Required task:
Where a line of the listing below includes the word "true", reproduce that line.
'''
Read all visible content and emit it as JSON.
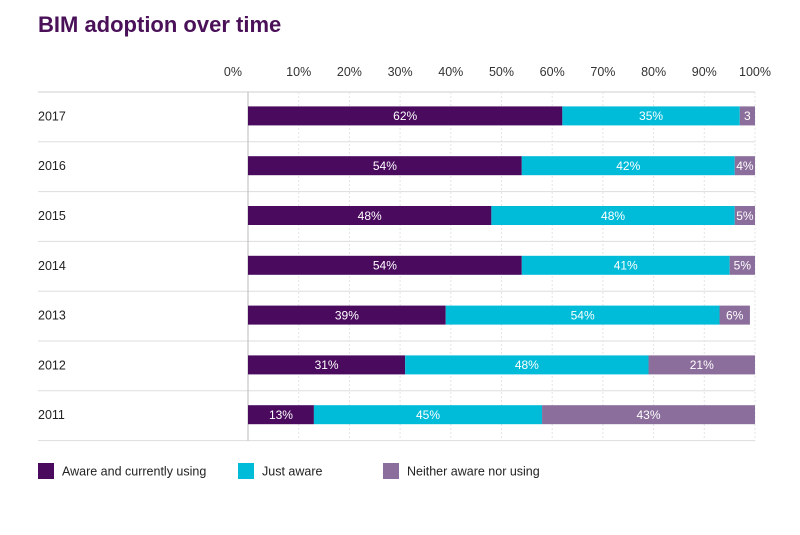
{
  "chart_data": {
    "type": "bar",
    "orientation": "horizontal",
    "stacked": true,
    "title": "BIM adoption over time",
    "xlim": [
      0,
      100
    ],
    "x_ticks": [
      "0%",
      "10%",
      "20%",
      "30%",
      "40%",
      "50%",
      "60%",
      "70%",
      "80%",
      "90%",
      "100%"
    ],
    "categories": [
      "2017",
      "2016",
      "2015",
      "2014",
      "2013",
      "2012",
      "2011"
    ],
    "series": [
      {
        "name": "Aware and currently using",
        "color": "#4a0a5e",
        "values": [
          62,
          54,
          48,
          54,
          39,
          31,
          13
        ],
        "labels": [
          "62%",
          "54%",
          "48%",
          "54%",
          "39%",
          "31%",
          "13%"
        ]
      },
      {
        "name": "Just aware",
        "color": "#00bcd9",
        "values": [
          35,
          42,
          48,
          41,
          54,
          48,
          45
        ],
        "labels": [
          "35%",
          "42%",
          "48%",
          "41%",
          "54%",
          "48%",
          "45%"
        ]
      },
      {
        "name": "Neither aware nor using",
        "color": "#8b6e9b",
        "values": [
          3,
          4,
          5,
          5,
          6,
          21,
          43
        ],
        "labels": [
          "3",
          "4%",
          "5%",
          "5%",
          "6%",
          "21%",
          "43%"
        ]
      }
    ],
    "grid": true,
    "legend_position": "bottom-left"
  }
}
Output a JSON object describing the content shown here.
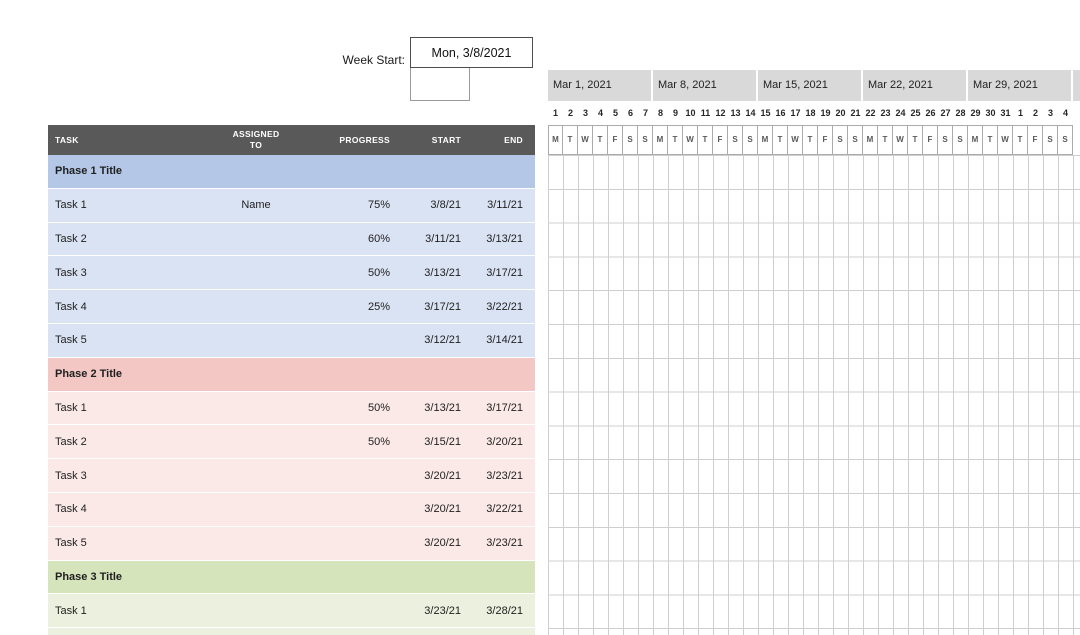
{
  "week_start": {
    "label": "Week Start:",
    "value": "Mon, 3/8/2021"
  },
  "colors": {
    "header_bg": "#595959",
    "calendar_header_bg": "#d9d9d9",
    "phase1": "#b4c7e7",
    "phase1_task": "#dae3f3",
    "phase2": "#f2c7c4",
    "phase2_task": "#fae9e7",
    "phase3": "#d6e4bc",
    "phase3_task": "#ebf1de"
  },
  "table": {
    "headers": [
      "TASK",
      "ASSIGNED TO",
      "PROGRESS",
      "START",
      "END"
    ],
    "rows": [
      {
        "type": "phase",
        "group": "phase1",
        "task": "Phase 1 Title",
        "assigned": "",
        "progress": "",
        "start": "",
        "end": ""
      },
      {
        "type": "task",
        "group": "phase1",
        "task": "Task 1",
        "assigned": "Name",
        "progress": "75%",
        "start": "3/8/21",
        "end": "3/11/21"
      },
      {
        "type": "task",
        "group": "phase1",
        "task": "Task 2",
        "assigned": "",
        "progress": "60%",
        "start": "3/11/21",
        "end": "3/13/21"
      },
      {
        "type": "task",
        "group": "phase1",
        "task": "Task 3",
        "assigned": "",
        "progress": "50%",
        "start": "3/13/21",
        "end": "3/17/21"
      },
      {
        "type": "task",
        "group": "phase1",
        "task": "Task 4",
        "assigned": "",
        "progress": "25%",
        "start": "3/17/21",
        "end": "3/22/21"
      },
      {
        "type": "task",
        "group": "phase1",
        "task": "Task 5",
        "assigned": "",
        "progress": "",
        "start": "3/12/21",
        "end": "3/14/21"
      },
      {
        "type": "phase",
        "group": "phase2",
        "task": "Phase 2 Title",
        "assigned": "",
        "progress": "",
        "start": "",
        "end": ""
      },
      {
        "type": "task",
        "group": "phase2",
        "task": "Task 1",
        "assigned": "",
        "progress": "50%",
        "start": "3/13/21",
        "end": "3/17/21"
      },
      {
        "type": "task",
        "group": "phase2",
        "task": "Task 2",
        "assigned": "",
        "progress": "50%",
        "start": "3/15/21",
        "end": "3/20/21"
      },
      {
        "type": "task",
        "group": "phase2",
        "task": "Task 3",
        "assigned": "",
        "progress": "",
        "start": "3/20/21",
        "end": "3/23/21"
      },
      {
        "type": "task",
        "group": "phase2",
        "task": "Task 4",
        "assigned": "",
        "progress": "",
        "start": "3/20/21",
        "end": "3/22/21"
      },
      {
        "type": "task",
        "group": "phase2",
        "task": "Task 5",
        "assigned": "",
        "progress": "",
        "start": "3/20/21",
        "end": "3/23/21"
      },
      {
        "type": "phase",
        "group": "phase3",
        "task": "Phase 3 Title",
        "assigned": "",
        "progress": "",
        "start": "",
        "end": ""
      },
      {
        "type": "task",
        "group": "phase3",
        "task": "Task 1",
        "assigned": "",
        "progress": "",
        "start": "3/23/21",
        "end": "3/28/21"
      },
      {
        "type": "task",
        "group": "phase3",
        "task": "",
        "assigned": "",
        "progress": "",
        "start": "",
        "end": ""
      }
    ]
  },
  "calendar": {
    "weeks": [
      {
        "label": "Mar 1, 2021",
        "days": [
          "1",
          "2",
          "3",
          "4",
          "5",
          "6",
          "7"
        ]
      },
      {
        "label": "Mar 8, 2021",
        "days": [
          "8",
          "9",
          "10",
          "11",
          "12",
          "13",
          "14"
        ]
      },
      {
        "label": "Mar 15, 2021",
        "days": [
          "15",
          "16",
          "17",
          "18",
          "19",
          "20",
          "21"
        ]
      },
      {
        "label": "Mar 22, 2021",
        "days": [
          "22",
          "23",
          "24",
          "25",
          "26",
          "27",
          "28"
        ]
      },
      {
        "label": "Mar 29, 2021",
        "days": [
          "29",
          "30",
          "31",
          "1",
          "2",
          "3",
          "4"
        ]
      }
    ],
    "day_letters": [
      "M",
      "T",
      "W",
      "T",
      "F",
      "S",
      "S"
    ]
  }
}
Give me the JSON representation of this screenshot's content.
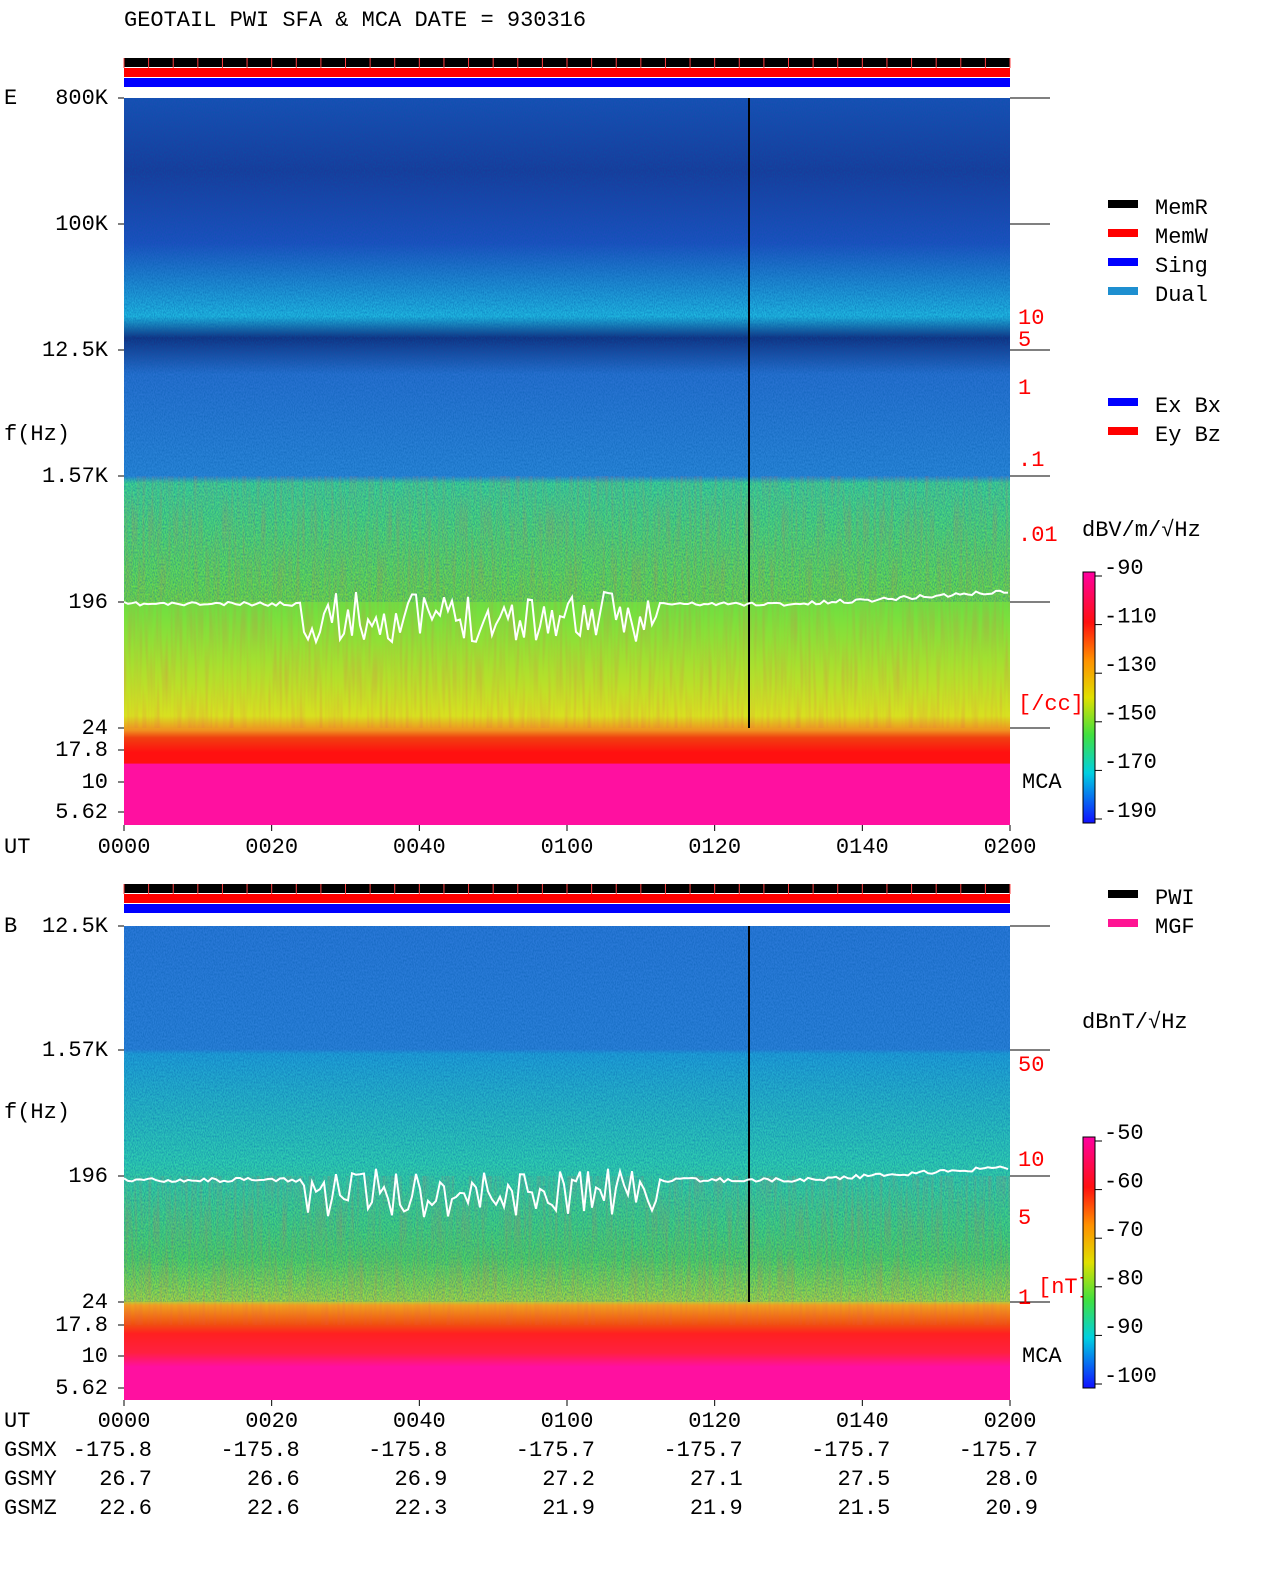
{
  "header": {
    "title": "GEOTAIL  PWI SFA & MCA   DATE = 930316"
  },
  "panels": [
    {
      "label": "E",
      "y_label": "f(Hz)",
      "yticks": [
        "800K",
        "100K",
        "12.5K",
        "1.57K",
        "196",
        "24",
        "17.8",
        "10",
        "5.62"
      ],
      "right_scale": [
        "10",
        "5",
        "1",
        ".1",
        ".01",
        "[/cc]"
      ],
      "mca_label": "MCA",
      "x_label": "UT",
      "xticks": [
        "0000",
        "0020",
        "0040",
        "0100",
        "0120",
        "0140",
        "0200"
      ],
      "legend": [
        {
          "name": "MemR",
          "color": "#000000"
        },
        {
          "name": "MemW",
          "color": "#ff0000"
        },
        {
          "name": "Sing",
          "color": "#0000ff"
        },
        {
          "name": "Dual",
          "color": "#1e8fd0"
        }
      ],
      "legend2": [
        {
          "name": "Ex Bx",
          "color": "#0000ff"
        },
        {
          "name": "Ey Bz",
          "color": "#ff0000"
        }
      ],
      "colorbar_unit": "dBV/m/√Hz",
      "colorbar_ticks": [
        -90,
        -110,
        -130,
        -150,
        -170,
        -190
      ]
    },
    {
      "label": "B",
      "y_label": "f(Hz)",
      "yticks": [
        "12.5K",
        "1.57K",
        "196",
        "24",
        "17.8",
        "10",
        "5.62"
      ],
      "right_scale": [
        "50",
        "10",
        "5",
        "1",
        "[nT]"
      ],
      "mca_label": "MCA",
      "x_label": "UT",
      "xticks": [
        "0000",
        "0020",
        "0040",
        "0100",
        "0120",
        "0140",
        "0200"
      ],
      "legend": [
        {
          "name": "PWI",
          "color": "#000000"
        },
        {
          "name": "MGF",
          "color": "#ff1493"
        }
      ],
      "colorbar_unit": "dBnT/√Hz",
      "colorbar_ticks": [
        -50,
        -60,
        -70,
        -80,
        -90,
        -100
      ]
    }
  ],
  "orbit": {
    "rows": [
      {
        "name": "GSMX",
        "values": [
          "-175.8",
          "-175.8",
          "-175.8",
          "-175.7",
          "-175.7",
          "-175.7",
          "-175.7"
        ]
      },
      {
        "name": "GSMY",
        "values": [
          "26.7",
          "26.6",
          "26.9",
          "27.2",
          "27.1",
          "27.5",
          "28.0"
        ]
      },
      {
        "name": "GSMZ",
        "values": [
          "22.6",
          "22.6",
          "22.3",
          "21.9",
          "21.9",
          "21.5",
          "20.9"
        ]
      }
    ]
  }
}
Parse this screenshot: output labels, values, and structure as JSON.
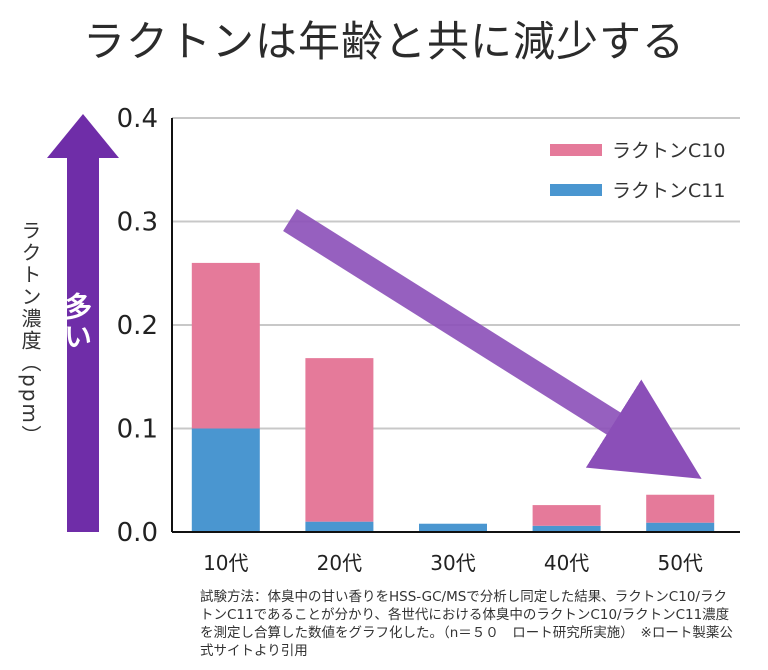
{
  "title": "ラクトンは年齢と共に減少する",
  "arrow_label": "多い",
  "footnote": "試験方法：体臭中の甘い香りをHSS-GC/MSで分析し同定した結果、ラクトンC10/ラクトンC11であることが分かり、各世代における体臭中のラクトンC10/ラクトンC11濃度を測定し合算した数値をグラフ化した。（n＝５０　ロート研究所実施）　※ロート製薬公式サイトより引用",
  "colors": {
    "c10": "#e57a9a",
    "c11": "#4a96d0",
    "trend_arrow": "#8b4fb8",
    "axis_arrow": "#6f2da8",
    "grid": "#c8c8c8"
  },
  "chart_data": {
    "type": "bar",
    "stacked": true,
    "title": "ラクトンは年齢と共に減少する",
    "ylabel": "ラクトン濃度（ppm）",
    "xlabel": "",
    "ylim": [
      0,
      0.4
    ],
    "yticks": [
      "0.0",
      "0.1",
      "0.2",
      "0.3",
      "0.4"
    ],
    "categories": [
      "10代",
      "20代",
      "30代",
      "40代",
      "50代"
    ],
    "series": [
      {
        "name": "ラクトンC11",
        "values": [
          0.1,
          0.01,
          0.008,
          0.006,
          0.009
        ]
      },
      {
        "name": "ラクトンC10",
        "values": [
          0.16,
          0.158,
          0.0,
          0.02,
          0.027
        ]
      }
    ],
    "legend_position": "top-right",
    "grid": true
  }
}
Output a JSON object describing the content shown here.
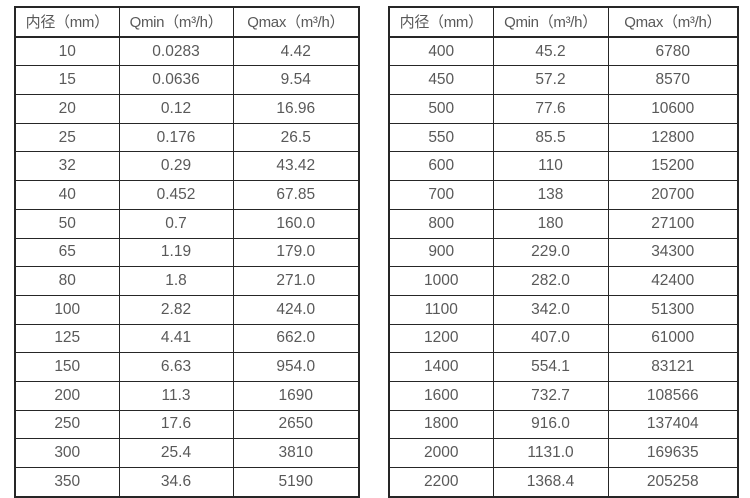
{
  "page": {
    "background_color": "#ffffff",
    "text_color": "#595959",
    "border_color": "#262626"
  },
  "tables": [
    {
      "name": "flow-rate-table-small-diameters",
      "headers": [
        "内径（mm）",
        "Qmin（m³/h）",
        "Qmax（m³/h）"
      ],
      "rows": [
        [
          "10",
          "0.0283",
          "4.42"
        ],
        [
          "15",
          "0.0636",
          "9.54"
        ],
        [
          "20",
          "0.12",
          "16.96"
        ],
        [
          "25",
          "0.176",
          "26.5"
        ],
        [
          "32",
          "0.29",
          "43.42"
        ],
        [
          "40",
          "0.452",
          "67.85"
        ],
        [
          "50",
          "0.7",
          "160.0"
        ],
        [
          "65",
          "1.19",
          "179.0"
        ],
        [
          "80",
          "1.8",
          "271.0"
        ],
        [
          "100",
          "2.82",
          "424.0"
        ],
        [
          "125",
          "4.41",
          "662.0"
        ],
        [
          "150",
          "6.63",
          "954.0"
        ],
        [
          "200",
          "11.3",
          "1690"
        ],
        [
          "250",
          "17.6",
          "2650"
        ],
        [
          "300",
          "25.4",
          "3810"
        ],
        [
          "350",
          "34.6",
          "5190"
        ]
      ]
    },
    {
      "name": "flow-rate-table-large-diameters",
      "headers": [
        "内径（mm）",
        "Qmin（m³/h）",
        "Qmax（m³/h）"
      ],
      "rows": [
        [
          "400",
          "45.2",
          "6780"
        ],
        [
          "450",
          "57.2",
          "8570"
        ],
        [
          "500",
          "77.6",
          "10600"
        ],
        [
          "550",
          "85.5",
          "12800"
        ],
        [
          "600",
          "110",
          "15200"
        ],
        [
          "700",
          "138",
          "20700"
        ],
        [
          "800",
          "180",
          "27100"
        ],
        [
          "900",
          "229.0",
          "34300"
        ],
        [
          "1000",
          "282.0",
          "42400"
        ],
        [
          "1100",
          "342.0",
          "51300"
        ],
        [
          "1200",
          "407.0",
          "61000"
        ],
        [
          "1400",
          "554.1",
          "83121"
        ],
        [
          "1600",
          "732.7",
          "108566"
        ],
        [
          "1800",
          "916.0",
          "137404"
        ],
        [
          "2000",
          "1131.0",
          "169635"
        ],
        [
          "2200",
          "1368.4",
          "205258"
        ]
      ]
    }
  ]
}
'''
Task answer:
    "stacked": true,
    "grid": true,
    "stacked": true,
    "grid": true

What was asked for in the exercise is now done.